(Source records)
"""

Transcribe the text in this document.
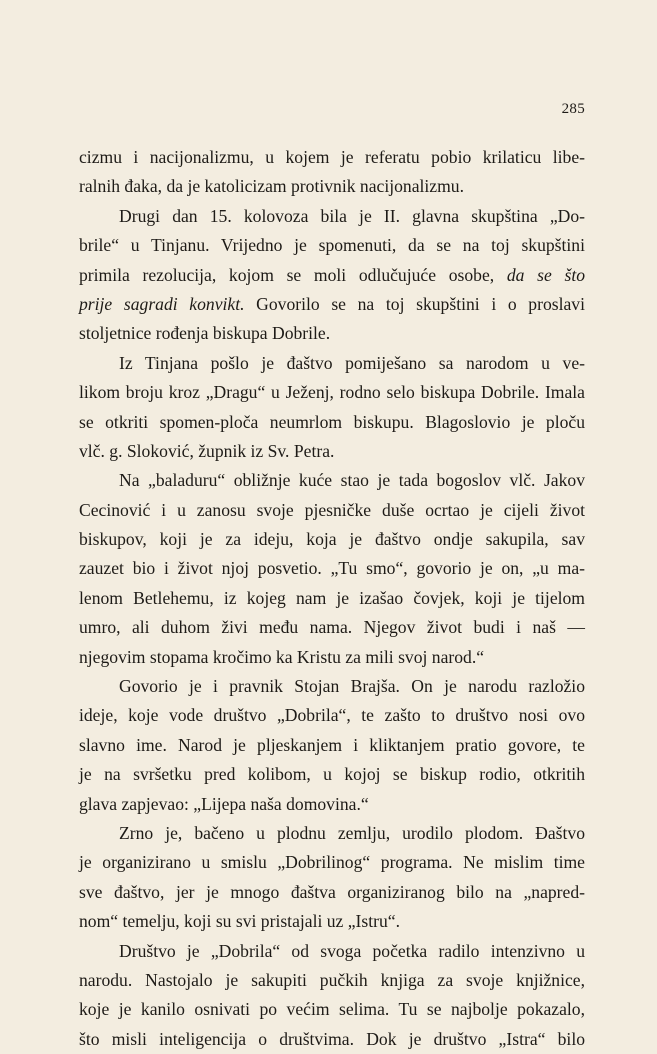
285
cizmu i nacijonalizmu, u kojem je referatu pobio krilaticu libe-
ralnih đaka, da je katolicizam protivnik nacijonalizmu.
Drugi dan 15. kolovoza bila je II. glavna skupština „Do-
brile“ u Tinjanu. Vrijedno je spomenuti, da se na toj skupštini
primila rezolucija, kojom se moli odlučujuće osobe, da se što
prije sagradi konvikt. Govorilo se na toj skupštini i o proslavi
stoljetnice rođenja biskupa Dobrile.
Iz Tinjana pošlo je đaštvo pomiješano sa narodom u ve-
likom broju kroz „Dragu“ u Ježenj, rodno selo biskupa Dobrile. Imala
se otkriti spomen-ploča neumrlom biskupu. Blagoslovio je ploču
vlč. g. Sloković, župnik iz Sv. Petra.
Na „baladuru“ obližnje kuće stao je tada bogoslov vlč. Jakov
Cecinović i u zanosu svoje pjesničke duše ocrtao je cijeli život
biskupov, koji je za ideju, koja je đaštvo ondje sakupila, sav
zauzet bio i život njoj posvetio. „Tu smo“, govorio je on, „u ma-
lenom Betlehemu, iz kojeg nam je izašao čovjek, koji je tijelom
umro, ali duhom živi među nama. Njegov život budi i naš —
njegovim stopama kročimo ka Kristu za mili svoj narod.“
Govorio je i pravnik Stojan Brajša. On je narodu razložio
ideje, koje vode društvo „Dobrila“, te zašto to društvo nosi ovo
slavno ime. Narod je pljeskanjem i kliktanjem pratio govore, te
je na svršetku pred kolibom, u kojoj se biskup rodio, otkritih
glava zapjevao: „Lijepa naša domovina.“
Zrno je, bačeno u plodnu zemlju, urodilo plodom. Đaštvo
je organizirano u smislu „Dobrilinog“ programa. Ne mislim time
sve đaštvo, jer je mnogo đaštva organiziranog bilo na „napred-
nom“ temelju, koji su svi pristajali uz „Istru“.
Društvo je „Dobrila“ od svoga početka radilo intenzivno u
narodu. Nastojalo je sakupiti pučkih knjiga za svoje knjižnice,
koje je kanilo osnivati po većim selima. Tu se najbolje pokazalo,
što misli inteligencija o društvima. Dok je društvo „Istra“ bilo
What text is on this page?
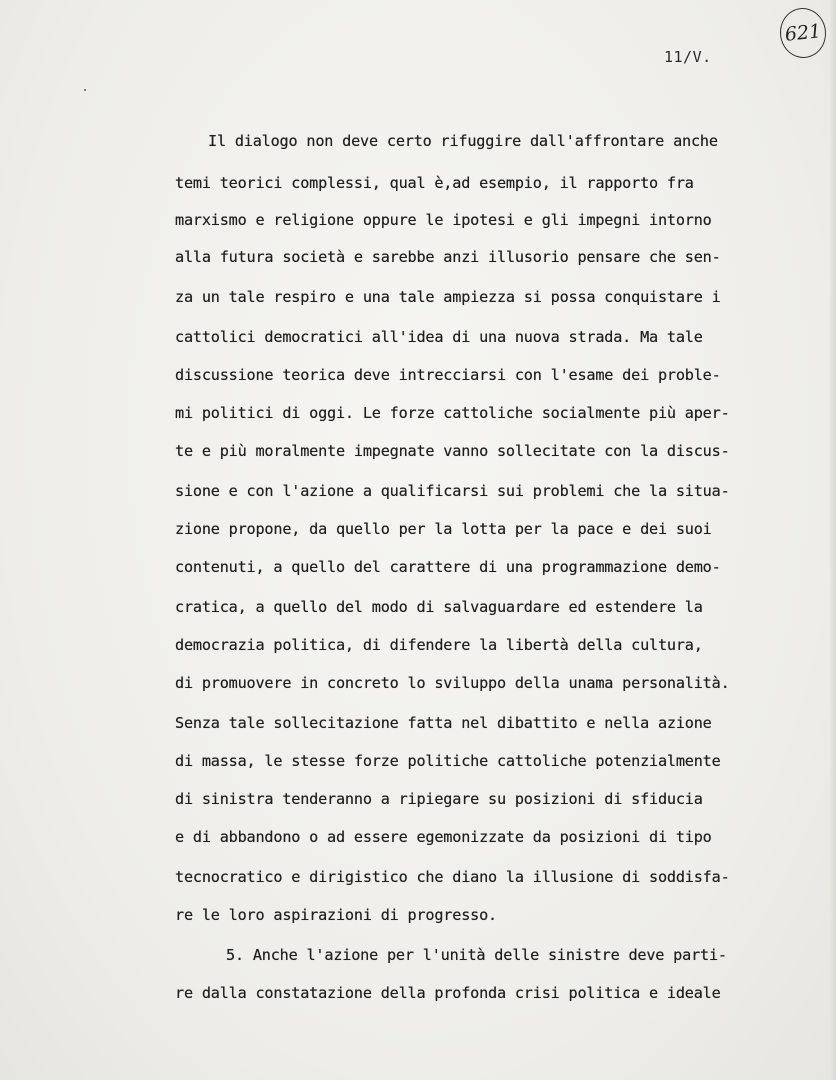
621
11/V.
Il dialogo non deve certo rifuggire dall'affrontare anche
temi teorici complessi, qual è,ad esempio, il rapporto fra
marxismo e religione oppure le ipotesi e gli impegni intorno
alla futura società e sarebbe anzi illusorio pensare che sen-
za un tale respiro e una tale ampiezza si possa conquistare i
cattolici democratici all'idea di una nuova strada. Ma tale
discussione teorica deve intrecciarsi con l'esame dei proble-
mi politici di oggi. Le forze cattoliche socialmente più aper-
te e più moralmente impegnate vanno sollecitate con la discus-
sione e con l'azione a qualificarsi sui problemi che la situa-
zione propone, da quello per la lotta per la pace e dei suoi
contenuti, a quello del carattere di una programmazione demo-
cratica, a quello del modo di salvaguardare ed estendere la
democrazia politica, di difendere la libertà della cultura,
di promuovere in concreto lo sviluppo della unama personalità.
Senza tale sollecitazione fatta nel dibattito e nella azione
di massa, le stesse forze politiche cattoliche potenzialmente
di sinistra tenderanno a ripiegare su posizioni di sfiducia
e di abbandono o ad essere egemonizzate da posizioni di tipo
tecnocratico e dirigistico che diano la illusione di soddisfa-
re le loro aspirazioni di progresso.
5. Anche l'azione per l'unità delle sinistre deve parti-
re dalla constatazione della profonda crisi politica e ideale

"""

__WHAT TO DO__.
In the entries above, count each line holding "politica" and report the total and nothing more.

__SOLUTION TO THE EXERCISE__.
2